Work required »
Write out the part of the DaQuan Jeffries profile starting at "Personal information" and ending at "Fe (Edmond, Oklahoma)".

Document excerpt »

DaQuan Jeffries
- DaQuan Jeffries with Beşiktaş

No. 2 – Beşiktaş
- Position: Small forward / shooting guard
- League: BSL EuroLeague

Personal information
- Born: August 30, 1997 (age 29) Edmond, Oklahoma, U.S.
- Listed height: 6 ft 5 in (1.96 m)
- Listed weight: 222 lb (101 kg)

Career information
- High school: Edmond Santa Fe (Edmond, Oklahoma)
- College: Oral Roberts (2015–2016); Western Texas (2016–2017); Tulsa (2017–2019);
- NBA draft: 2019: undrafted
- Playing career: 2019–present

Career history
- 2019–2020: Sacramento Kings
- 2019–2020: →Stockton Kings
- 2021: Houston Rockets
- 2021: College Park Skyhawks
- 2022: Memphis Grizzlies
- 2022: College Park Skyhawks
- 2022–2023: Westchester Knicks
- 2023–2024: New York Knicks
- 2024: →Westchester Knicks
- 2024–2025: Charlotte Hornets
- 2025–2026: Stockton Kings
- 2026: Sacramento Kings
- 2026–present: Beşiktaş

Career highlights
- All-NBA G League First Team (2026); Third-team All-AAC (2019);
- Stats at NBA.com
- Stats at Basketball Reference

= DaQuan Jeffries =

American basketball player (born 1997)

[Records from a data collection]
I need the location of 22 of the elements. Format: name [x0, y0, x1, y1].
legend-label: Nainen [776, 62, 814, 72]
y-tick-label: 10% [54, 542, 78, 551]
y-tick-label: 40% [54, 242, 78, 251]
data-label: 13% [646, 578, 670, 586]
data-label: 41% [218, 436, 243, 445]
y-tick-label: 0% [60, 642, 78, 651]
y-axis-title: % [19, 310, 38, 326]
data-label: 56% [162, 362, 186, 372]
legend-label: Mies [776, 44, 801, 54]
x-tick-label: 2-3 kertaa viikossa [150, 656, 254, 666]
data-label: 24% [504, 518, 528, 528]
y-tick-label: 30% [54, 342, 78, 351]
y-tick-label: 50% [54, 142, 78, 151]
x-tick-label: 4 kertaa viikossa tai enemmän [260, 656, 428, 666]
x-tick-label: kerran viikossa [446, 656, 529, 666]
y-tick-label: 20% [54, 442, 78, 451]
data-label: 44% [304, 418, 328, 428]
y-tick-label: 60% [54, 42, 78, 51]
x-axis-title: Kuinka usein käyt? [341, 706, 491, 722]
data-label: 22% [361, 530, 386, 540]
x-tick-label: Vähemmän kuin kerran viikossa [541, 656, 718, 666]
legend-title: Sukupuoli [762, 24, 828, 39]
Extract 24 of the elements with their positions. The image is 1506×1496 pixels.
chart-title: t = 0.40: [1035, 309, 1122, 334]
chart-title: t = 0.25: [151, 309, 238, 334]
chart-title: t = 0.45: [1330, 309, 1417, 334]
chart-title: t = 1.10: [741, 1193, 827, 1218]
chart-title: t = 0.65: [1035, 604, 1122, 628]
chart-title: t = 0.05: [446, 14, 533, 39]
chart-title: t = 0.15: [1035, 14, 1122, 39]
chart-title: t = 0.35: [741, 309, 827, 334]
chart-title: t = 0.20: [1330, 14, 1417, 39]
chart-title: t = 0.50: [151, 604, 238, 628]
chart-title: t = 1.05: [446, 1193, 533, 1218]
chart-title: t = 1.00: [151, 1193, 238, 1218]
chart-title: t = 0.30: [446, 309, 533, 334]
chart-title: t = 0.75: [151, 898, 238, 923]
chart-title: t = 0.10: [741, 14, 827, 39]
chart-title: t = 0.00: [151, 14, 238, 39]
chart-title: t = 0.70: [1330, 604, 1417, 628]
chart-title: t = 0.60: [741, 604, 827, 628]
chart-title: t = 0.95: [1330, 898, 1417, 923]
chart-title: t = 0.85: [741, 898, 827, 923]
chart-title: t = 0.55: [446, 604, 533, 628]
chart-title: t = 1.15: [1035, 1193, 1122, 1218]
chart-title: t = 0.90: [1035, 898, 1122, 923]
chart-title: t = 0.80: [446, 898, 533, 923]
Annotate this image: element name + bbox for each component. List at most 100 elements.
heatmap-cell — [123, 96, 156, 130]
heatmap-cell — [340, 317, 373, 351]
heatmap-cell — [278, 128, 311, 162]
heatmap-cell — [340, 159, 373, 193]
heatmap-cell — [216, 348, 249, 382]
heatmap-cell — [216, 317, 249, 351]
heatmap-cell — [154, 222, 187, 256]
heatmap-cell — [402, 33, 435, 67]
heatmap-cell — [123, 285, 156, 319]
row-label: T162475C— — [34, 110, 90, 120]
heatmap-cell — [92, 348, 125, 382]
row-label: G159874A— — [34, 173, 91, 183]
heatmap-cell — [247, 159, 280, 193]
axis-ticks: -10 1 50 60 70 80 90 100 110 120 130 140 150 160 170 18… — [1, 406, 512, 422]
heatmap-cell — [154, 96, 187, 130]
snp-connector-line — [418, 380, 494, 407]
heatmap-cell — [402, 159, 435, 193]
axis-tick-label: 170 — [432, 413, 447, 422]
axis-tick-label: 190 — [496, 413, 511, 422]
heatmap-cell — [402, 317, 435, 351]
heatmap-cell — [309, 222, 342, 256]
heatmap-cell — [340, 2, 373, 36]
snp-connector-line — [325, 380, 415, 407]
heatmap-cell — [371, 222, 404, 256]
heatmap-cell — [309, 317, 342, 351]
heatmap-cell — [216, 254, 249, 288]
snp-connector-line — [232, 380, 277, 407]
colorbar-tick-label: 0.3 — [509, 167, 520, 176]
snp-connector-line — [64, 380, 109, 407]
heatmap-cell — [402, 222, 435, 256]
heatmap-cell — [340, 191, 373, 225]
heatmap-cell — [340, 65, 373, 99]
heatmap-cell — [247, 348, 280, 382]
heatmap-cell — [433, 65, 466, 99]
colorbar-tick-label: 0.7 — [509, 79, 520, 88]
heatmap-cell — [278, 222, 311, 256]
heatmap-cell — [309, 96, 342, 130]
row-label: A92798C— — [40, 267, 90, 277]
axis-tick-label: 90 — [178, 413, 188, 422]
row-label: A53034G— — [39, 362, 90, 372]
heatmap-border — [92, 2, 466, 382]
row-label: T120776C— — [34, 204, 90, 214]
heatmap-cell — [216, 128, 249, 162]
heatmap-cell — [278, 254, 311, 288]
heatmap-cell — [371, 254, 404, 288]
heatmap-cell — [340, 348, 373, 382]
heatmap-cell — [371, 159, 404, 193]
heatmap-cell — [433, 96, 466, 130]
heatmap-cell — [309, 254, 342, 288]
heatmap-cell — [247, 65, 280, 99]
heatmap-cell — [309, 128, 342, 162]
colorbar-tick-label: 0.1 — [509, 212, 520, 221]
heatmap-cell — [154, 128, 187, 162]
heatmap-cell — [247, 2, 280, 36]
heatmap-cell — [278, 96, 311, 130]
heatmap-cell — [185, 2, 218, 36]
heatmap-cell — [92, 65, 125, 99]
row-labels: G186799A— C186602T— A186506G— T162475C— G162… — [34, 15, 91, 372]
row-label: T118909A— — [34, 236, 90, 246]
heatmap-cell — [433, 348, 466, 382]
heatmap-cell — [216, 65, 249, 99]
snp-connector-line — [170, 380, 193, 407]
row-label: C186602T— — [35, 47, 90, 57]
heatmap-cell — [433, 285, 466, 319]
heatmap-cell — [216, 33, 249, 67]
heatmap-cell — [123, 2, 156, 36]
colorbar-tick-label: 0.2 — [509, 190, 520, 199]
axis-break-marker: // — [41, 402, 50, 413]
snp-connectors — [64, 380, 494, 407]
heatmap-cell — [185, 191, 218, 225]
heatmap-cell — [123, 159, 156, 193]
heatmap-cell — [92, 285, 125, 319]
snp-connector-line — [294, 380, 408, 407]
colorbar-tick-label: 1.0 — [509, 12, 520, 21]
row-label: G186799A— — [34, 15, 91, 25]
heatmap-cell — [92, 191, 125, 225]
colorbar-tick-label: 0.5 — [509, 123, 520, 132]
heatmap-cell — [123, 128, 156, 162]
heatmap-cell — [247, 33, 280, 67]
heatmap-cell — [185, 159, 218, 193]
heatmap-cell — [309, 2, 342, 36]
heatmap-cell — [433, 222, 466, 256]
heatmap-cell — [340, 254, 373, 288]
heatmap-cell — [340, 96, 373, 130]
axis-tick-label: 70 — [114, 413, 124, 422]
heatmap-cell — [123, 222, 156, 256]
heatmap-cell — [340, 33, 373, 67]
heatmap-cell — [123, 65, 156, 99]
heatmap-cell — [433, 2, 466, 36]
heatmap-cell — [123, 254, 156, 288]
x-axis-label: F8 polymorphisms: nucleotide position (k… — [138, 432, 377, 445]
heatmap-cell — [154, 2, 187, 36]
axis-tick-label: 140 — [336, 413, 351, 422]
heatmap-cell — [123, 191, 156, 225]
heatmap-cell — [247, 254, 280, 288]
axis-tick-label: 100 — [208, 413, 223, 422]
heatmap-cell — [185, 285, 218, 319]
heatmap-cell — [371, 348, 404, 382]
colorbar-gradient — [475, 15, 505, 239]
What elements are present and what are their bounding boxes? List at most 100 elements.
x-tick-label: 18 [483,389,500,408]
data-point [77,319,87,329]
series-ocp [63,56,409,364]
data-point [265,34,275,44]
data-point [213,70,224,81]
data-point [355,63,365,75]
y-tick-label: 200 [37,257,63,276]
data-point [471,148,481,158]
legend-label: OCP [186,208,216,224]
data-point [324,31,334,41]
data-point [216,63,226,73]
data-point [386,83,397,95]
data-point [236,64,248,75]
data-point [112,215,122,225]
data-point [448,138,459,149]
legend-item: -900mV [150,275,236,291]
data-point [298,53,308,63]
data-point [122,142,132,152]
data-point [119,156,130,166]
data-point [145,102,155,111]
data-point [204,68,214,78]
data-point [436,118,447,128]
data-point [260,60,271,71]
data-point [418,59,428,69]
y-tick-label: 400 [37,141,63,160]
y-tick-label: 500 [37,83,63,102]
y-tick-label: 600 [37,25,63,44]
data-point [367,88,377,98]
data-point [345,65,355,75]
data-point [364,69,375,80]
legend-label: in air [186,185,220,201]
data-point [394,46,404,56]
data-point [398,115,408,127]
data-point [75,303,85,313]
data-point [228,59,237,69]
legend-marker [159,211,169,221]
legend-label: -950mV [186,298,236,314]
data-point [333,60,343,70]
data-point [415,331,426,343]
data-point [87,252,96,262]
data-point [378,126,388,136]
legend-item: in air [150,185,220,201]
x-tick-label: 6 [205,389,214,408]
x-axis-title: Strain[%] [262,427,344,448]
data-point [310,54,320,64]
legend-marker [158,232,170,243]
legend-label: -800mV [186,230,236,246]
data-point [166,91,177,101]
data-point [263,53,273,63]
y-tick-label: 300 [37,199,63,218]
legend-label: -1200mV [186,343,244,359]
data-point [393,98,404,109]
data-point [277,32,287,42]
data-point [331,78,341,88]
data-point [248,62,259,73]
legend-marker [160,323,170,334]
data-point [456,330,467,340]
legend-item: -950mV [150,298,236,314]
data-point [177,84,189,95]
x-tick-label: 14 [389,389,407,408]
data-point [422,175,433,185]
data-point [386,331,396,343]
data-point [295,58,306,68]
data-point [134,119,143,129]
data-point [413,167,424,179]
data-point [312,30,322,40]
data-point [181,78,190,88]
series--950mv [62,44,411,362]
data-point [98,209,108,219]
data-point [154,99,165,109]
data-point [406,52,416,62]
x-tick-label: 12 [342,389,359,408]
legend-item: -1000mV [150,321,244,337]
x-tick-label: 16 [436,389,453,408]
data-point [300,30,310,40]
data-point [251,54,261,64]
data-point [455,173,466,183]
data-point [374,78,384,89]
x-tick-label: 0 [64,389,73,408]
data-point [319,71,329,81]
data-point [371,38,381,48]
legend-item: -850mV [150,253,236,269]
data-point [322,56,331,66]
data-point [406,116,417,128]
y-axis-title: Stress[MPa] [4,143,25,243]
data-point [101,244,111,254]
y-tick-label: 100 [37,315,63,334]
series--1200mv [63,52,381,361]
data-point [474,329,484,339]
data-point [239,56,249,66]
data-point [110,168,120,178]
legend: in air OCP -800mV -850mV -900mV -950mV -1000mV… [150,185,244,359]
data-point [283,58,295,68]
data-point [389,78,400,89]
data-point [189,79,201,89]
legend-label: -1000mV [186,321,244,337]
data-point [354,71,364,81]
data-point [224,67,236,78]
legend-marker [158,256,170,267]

Exercise solution »
Personal information
- Born: August 30, 1997 (age 29) Edmond, Oklahoma, U.S.
- Listed height: 6 ft 5 in (1.96 m)
- Listed weight: 222 lb (101 kg)

Career information
- High school: Edmond Santa Fe (Edmond, Oklahoma)